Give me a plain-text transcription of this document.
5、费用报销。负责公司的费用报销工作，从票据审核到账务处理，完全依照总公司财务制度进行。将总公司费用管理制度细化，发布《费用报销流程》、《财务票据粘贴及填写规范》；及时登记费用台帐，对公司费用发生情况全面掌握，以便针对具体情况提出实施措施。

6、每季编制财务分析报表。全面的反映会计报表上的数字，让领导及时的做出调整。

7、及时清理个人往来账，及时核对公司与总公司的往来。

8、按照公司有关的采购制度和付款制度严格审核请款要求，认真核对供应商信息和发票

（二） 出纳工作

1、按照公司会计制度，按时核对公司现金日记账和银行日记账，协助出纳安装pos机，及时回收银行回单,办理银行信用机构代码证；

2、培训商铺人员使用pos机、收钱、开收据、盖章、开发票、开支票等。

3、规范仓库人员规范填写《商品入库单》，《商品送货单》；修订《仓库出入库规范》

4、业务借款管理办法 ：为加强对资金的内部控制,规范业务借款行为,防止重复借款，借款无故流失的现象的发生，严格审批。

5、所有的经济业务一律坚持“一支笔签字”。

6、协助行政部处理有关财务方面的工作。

----

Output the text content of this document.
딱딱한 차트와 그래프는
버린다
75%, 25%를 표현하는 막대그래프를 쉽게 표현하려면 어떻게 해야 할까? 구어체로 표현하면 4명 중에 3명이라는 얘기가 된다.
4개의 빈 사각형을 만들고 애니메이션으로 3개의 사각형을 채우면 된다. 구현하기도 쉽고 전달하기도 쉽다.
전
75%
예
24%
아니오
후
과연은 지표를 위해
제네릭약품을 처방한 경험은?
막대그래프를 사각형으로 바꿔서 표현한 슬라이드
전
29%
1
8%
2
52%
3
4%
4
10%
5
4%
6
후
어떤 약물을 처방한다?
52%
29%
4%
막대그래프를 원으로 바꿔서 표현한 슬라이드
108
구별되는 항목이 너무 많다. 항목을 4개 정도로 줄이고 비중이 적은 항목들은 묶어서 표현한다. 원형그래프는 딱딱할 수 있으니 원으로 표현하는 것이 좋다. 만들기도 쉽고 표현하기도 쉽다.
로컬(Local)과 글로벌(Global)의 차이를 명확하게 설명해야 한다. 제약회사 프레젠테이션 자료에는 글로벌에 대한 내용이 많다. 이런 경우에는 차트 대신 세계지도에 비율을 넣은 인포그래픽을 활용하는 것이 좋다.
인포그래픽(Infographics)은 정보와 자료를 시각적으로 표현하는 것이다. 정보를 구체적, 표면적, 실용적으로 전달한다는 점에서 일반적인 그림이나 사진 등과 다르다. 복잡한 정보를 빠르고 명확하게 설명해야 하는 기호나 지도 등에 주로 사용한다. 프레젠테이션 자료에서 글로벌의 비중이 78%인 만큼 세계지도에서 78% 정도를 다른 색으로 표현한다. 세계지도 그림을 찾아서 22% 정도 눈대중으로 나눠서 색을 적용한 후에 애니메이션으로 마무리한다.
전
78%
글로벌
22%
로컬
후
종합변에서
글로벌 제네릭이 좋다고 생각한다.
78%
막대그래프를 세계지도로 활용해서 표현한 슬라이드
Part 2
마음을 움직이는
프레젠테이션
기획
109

----

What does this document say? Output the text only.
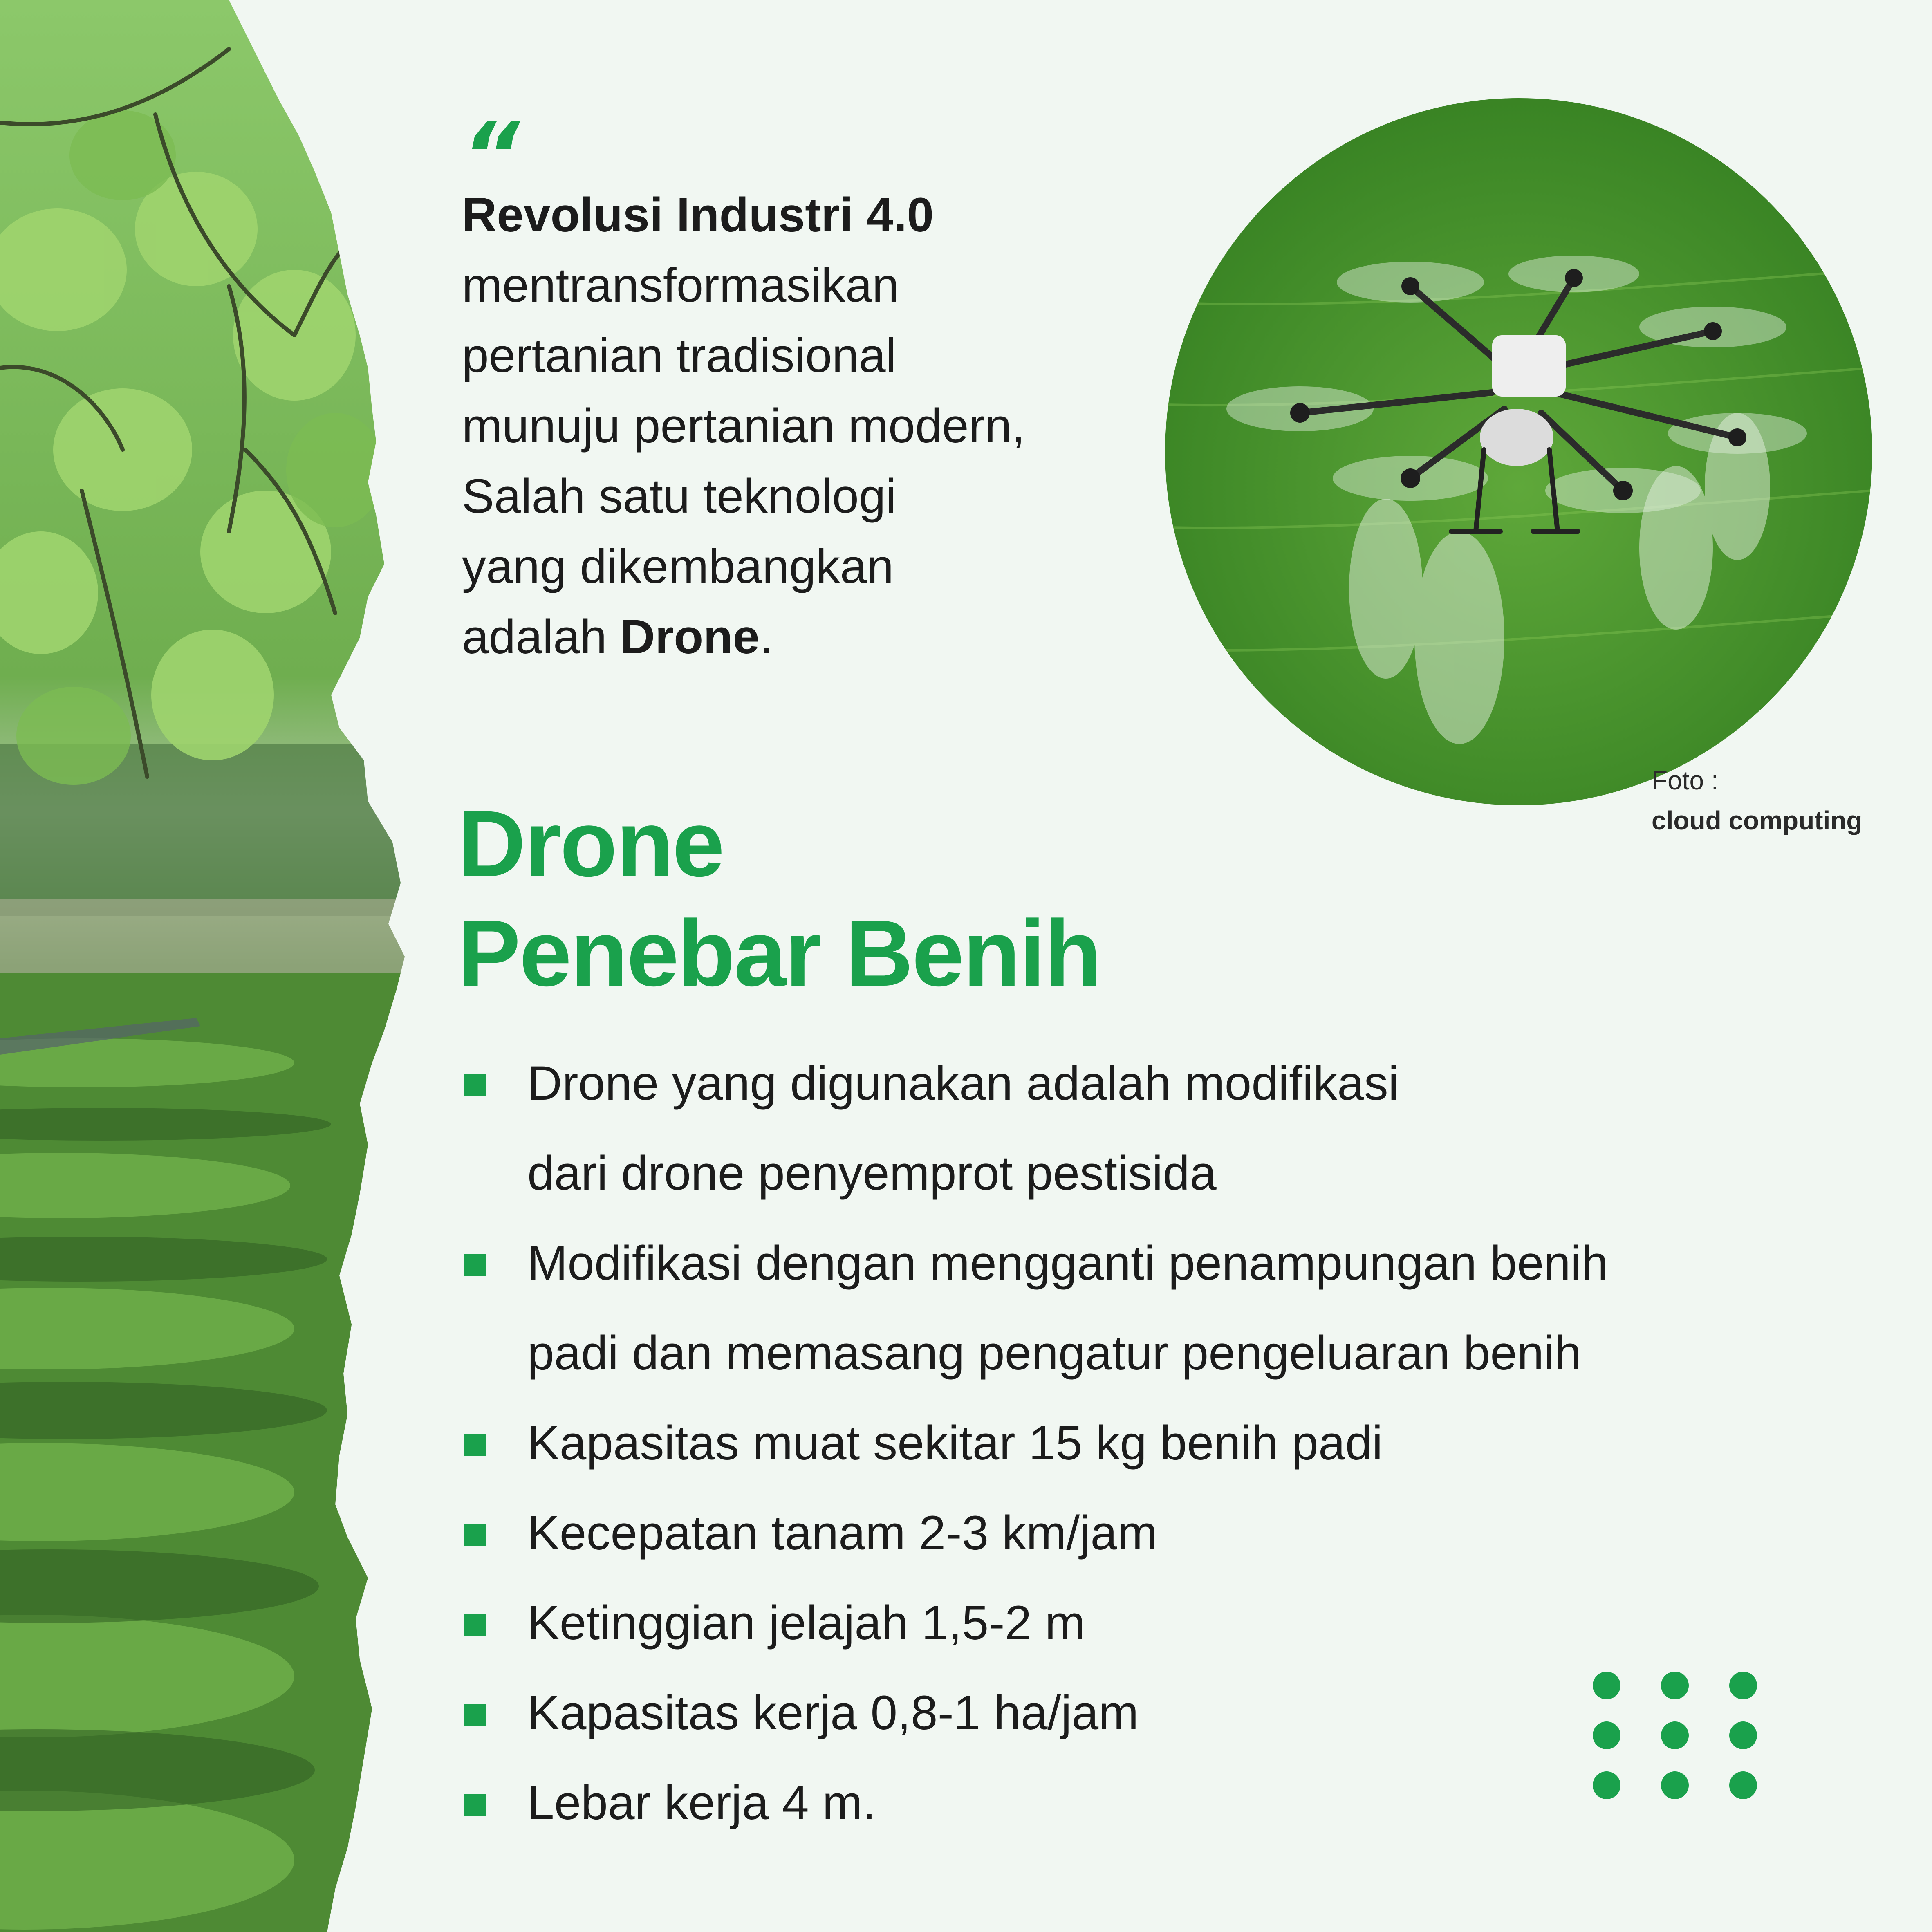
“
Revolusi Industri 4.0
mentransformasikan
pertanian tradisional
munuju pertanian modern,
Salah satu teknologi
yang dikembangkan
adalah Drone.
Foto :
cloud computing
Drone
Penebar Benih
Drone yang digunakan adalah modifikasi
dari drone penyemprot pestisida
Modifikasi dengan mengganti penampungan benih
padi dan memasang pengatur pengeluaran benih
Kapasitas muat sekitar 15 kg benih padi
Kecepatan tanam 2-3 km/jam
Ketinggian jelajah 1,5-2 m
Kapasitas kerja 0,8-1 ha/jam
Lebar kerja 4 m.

----

# GOAL OF THE EXERCISE
Return all lines containing the word "애니메이션으로".

# WRITTEN REPLY
4개의 빈 사각형을 만들고 애니메이션으로 3개의 사각형을 채우면 된다. 구현하기도 쉽고 전달하기도 쉽다.
인포그래픽(Infographics)은 정보와 자료를 시각적으로 표현하는 것이다. 정보를 구체적, 표면적, 실용적으로 전달한다는 점에서 일반적인 그림이나 사진 등과 다르다. 복잡한 정보를 빠르고 명확하게 설명해야 하는 기호나 지도 등에 주로 사용한다. 프레젠테이션 자료에서 글로벌의 비중이 78%인 만큼 세계지도에서 78% 정도를 다른 색으로 표현한다. 세계지도 그림을 찾아서 22% 정도 눈대중으로 나눠서 색을 적용한 후에 애니메이션으로 마무리한다.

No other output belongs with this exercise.